Collected data entries:
>>>>>

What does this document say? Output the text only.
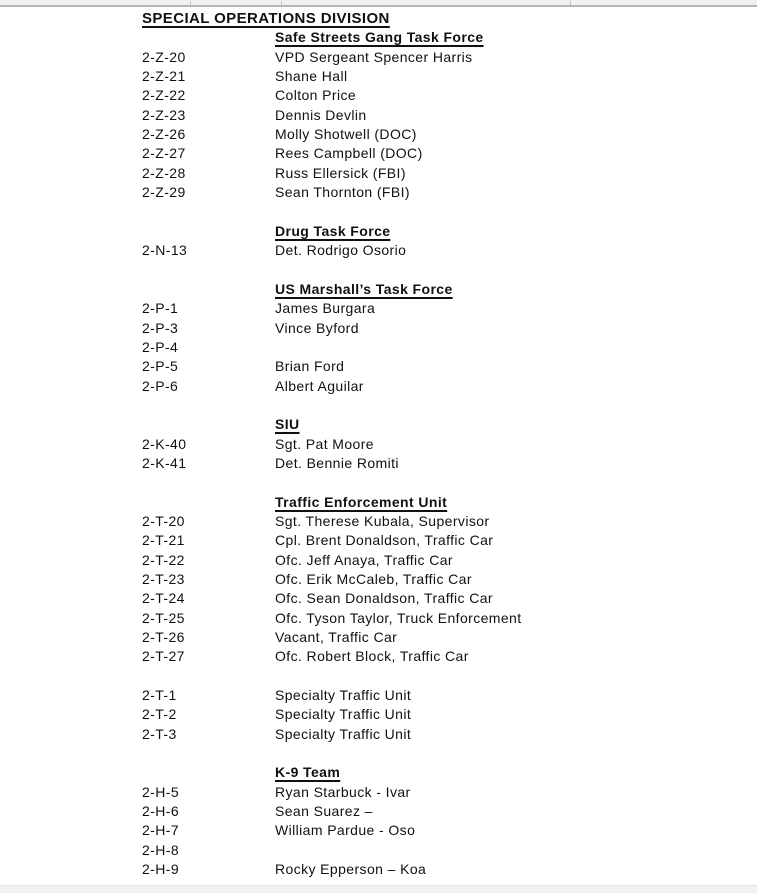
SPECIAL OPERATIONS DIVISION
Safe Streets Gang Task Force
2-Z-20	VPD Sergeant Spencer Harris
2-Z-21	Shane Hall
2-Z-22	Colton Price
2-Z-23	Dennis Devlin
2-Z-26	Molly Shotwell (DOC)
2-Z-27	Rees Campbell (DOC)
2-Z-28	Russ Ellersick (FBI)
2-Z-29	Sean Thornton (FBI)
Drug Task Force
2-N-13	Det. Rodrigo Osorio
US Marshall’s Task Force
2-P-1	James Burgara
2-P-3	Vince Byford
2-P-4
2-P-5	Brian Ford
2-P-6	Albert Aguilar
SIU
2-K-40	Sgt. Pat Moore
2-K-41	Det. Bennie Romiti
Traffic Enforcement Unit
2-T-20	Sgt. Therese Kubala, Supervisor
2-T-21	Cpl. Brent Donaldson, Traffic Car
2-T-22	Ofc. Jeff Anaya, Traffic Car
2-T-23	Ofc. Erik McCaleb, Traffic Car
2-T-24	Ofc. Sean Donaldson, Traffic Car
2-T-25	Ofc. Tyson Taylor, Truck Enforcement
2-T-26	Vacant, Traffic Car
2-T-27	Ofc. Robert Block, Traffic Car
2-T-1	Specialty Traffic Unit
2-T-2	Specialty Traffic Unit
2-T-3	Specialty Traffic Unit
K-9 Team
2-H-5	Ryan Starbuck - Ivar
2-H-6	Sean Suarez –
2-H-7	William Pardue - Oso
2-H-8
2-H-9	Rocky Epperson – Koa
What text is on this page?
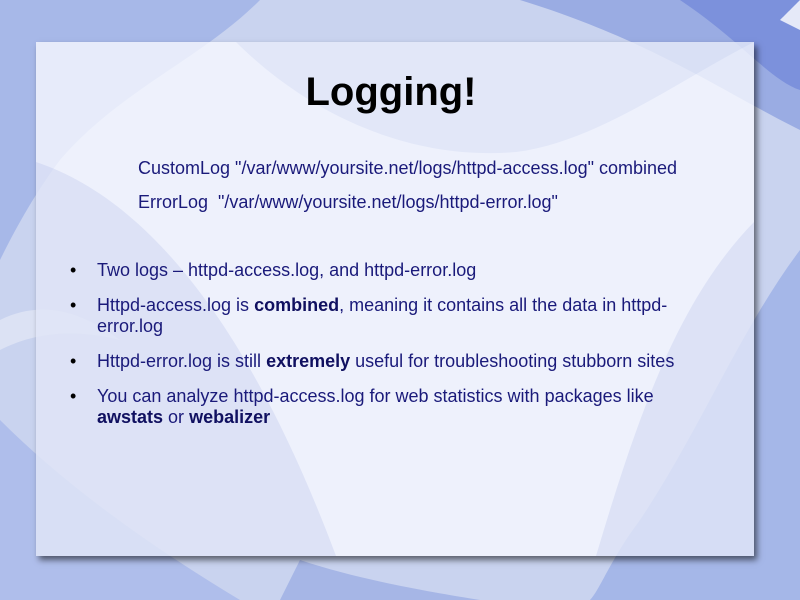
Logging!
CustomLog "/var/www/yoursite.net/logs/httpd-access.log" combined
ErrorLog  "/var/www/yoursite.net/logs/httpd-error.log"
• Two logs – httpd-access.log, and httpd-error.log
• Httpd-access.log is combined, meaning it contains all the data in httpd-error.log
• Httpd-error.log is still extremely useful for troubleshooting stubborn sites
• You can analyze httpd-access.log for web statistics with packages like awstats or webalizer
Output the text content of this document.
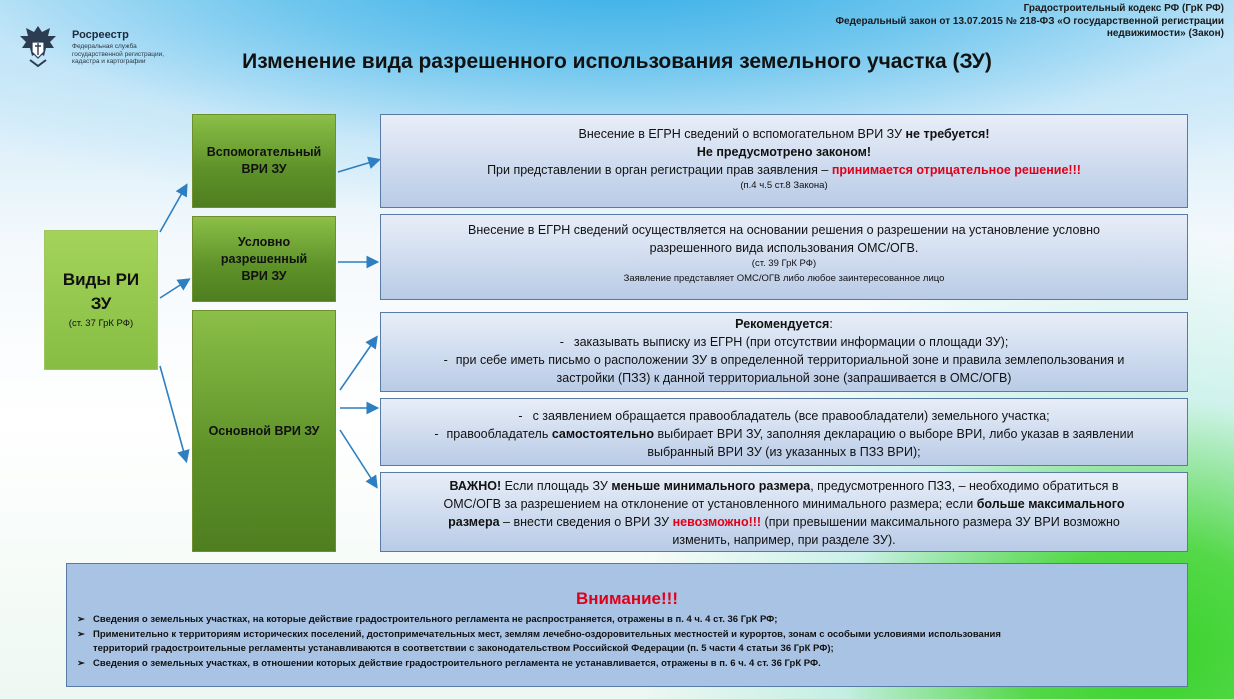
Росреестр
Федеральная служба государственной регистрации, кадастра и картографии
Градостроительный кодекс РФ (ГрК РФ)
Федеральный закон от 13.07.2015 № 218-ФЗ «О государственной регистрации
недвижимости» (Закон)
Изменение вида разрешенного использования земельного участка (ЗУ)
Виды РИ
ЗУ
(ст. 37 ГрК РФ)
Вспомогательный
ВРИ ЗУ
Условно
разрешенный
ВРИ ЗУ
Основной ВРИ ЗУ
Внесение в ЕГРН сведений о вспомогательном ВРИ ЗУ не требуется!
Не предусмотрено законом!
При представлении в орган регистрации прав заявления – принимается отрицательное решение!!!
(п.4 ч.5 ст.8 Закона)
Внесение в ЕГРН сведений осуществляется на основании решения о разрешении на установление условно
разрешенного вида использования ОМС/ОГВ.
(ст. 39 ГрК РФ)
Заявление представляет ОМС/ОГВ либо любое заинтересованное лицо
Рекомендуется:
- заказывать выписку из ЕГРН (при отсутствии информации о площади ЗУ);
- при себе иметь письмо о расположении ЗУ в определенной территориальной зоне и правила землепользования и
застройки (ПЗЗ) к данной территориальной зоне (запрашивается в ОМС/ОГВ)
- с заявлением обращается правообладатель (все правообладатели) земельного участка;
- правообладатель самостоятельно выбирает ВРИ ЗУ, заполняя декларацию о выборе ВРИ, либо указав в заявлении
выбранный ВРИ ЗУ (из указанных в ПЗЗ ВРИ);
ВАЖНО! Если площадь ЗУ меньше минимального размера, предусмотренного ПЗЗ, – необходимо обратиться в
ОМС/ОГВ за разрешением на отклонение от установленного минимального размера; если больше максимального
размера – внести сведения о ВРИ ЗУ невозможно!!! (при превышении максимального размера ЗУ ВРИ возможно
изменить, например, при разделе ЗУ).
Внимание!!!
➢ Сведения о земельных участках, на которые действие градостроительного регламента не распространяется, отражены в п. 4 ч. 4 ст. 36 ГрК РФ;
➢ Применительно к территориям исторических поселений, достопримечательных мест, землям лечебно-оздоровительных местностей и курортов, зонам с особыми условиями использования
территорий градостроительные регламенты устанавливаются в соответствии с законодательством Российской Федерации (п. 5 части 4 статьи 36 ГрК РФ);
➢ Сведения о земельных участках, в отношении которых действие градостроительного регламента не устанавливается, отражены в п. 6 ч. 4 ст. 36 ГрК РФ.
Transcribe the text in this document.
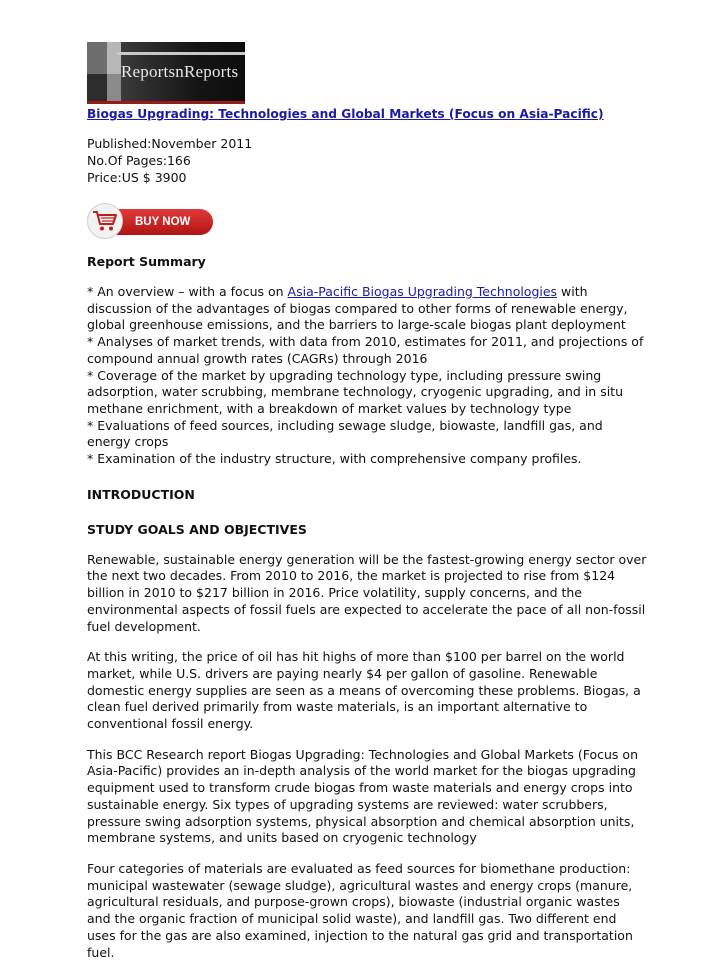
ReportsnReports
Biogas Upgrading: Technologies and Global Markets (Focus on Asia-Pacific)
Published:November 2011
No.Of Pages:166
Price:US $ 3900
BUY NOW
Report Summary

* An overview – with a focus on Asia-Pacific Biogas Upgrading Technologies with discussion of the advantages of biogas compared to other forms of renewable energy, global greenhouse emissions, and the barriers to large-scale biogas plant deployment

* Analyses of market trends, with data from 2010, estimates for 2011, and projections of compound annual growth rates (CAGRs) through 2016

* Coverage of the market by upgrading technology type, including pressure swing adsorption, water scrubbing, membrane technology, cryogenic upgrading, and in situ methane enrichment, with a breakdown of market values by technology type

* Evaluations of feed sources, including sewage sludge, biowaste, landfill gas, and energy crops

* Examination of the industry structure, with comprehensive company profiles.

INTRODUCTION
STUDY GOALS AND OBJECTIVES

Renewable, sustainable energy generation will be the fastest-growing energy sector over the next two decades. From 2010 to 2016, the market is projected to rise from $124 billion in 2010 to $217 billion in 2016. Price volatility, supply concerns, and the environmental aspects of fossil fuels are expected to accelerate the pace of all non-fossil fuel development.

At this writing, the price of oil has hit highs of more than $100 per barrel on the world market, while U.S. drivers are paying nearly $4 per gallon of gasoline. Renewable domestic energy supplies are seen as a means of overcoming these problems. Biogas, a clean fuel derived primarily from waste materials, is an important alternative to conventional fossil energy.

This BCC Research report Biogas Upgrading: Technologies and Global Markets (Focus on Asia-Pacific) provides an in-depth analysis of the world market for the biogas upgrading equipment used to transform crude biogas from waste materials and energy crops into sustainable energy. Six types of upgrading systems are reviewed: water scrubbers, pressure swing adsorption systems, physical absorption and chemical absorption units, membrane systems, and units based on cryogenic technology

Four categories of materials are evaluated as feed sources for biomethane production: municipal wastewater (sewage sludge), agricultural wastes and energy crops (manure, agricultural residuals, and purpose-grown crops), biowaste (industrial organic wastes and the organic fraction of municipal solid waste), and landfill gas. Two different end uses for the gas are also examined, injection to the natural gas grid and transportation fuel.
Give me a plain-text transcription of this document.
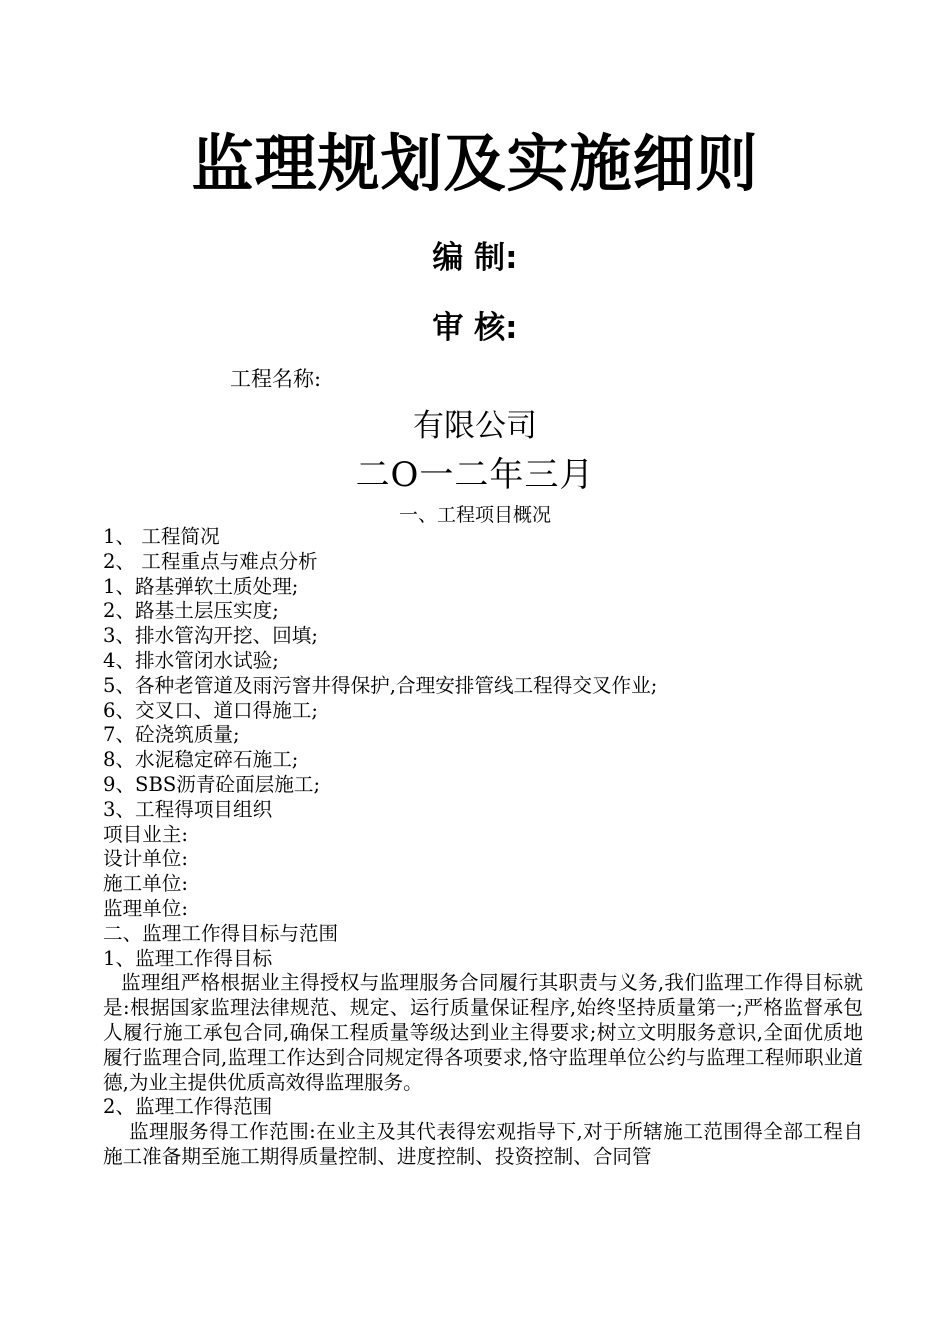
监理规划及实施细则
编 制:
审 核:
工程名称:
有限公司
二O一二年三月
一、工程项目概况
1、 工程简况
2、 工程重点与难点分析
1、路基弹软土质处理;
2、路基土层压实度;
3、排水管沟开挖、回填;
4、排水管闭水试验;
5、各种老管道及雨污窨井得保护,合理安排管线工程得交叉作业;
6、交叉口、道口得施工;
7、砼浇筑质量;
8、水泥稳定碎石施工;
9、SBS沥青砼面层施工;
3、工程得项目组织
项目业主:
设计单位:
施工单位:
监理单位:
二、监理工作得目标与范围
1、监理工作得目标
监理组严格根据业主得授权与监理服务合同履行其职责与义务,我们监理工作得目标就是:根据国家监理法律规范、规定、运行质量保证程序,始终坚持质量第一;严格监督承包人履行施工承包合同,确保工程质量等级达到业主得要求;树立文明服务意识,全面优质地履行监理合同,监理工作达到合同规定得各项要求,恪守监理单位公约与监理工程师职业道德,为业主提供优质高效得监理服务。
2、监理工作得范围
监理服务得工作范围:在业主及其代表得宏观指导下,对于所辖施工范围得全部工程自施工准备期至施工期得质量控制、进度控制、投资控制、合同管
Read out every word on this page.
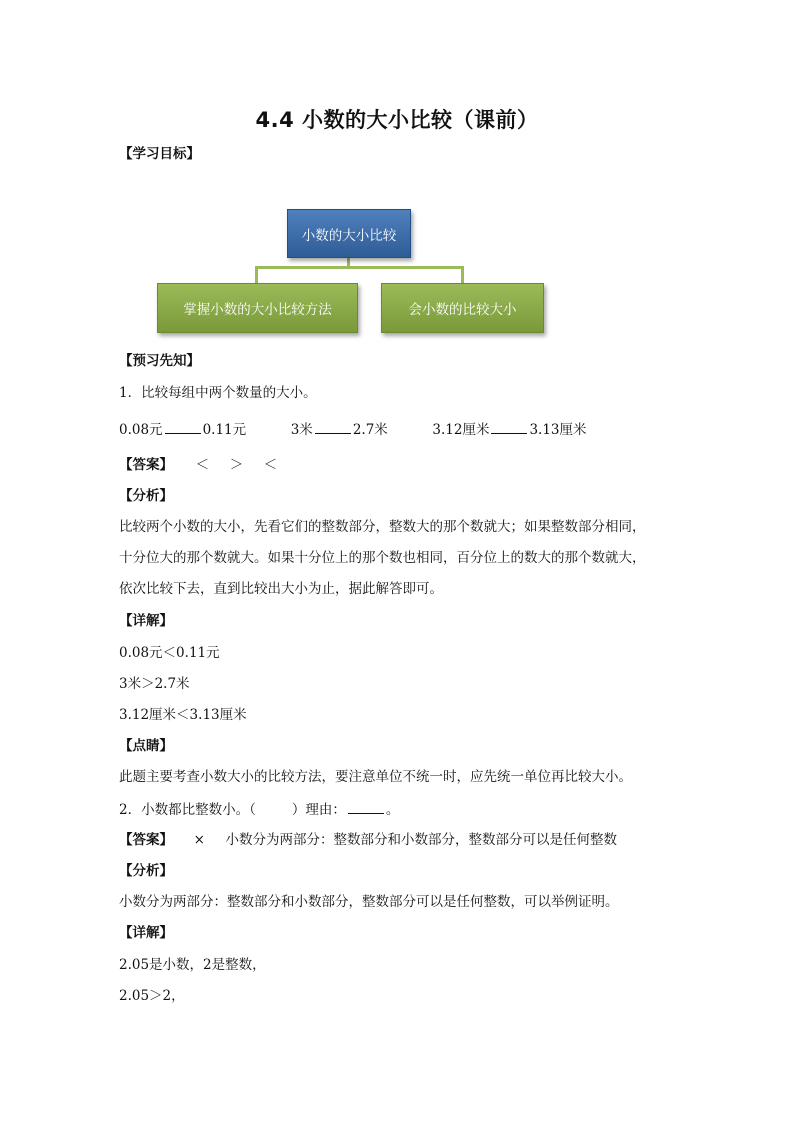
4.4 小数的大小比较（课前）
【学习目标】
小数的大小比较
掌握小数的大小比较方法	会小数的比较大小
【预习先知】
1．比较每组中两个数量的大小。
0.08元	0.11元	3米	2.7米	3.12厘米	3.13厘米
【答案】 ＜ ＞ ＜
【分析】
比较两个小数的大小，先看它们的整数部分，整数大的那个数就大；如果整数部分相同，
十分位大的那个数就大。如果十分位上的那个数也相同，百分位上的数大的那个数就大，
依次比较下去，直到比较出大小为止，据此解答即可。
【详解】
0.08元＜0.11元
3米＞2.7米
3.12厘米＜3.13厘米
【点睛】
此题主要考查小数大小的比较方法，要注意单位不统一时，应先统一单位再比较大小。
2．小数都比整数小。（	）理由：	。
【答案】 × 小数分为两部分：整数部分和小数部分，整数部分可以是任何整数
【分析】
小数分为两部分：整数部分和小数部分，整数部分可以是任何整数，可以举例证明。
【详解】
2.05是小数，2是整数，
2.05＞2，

<<<<<

Instructions for the task: Take the line that contains "Read out every word on this page." as the first and the last line of the records as the end, and please quote those lines exactly, pictures omitted.

Output of the task:
Read out every word on this page.
4.4 小数的大小比较（课前）
【学习目标】
小数的大小比较
掌握小数的大小比较方法	会小数的比较大小
【预习先知】
1．比较每组中两个数量的大小。
0.08元	0.11元	3米	2.7米	3.12厘米	3.13厘米
【答案】 ＜ ＞ ＜
【分析】
比较两个小数的大小，先看它们的整数部分，整数大的那个数就大；如果整数部分相同，
十分位大的那个数就大。如果十分位上的那个数也相同，百分位上的数大的那个数就大，
依次比较下去，直到比较出大小为止，据此解答即可。
【详解】
0.08元＜0.11元
3米＞2.7米
3.12厘米＜3.13厘米
【点睛】
此题主要考查小数大小的比较方法，要注意单位不统一时，应先统一单位再比较大小。
2．小数都比整数小。（	）理由：	。
【答案】 × 小数分为两部分：整数部分和小数部分，整数部分可以是任何整数
【分析】
小数分为两部分：整数部分和小数部分，整数部分可以是任何整数，可以举例证明。
【详解】
2.05是小数，2是整数，
2.05＞2，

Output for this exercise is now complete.